# SET PROBLEM
Each record below must be returned exactly as shown.

************

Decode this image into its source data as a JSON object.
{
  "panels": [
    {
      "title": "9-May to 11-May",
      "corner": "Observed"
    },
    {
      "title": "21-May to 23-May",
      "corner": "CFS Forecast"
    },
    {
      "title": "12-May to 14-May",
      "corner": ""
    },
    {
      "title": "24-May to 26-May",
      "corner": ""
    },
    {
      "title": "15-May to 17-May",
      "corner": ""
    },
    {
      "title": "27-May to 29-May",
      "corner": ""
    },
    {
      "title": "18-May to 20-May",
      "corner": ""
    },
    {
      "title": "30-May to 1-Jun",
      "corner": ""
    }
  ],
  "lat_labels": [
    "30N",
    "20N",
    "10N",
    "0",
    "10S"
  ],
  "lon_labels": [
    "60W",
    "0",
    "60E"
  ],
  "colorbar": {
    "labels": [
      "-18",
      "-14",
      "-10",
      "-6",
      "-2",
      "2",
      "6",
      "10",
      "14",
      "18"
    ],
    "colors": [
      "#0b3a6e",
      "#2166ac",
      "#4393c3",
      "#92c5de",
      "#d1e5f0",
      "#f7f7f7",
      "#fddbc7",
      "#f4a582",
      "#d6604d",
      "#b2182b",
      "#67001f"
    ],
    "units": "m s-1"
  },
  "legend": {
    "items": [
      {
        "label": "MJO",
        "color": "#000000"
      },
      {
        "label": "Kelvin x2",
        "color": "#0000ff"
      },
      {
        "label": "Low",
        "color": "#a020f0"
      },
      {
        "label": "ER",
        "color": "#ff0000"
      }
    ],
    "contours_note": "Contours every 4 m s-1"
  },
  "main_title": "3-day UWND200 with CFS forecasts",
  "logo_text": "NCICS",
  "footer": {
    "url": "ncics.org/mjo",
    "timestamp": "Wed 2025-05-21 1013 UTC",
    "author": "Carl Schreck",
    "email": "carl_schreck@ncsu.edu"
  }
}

************

# REPLY TO THE TASK
Decode this image into its source data as a JSON object.
{
  "panels": [
    {
      "title": "9-May to 11-May",
      "corner": "Observed"
    },
    {
      "title": "21-May to 23-May",
      "corner": "CFS Forecast"
    },
    {
      "title": "12-May to 14-May",
      "corner": ""
    },
    {
      "title": "24-May to 26-May",
      "corner": ""
    },
    {
      "title": "15-May to 17-May",
      "corner": ""
    },
    {
      "title": "27-May to 29-May",
      "corner": ""
    },
    {
      "title": "18-May to 20-May",
      "corner": ""
    },
    {
      "title": "30-May to 1-Jun",
      "corner": ""
    }
  ],
  "lat_labels": [
    "30N",
    "20N",
    "10N",
    "0",
    "10S"
  ],
  "lon_labels": [
    "60W",
    "0",
    "60E"
  ],
  "colorbar": {
    "labels": [
      "-18",
      "-14",
      "-10",
      "-6",
      "-2",
      "2",
      "6",
      "10",
      "14",
      "18"
    ],
    "colors": [
      "#0b3a6e",
      "#2166ac",
      "#4393c3",
      "#92c5de",
      "#d1e5f0",
      "#f7f7f7",
      "#fddbc7",
      "#f4a582",
      "#d6604d",
      "#b2182b",
      "#67001f"
    ],
    "units": "m s-1"
  },
  "legend": {
    "items": [
      {
        "label": "MJO",
        "color": "#000000"
      },
      {
        "label": "Kelvin x2",
        "color": "#0000ff"
      },
      {
        "label": "Low",
        "color": "#a020f0"
      },
      {
        "label": "ER",
        "color": "#ff0000"
      }
    ],
    "contours_note": "Contours every 4 m s-1"
  },
  "main_title": "3-day UWND200 with CFS forecasts",
  "logo_text": "NCICS",
  "footer": {
    "url": "ncics.org/mjo",
    "timestamp": "Wed 2025-05-21 1013 UTC",
    "author": "Carl Schreck",
    "email": "carl_schreck@ncsu.edu"
  }
}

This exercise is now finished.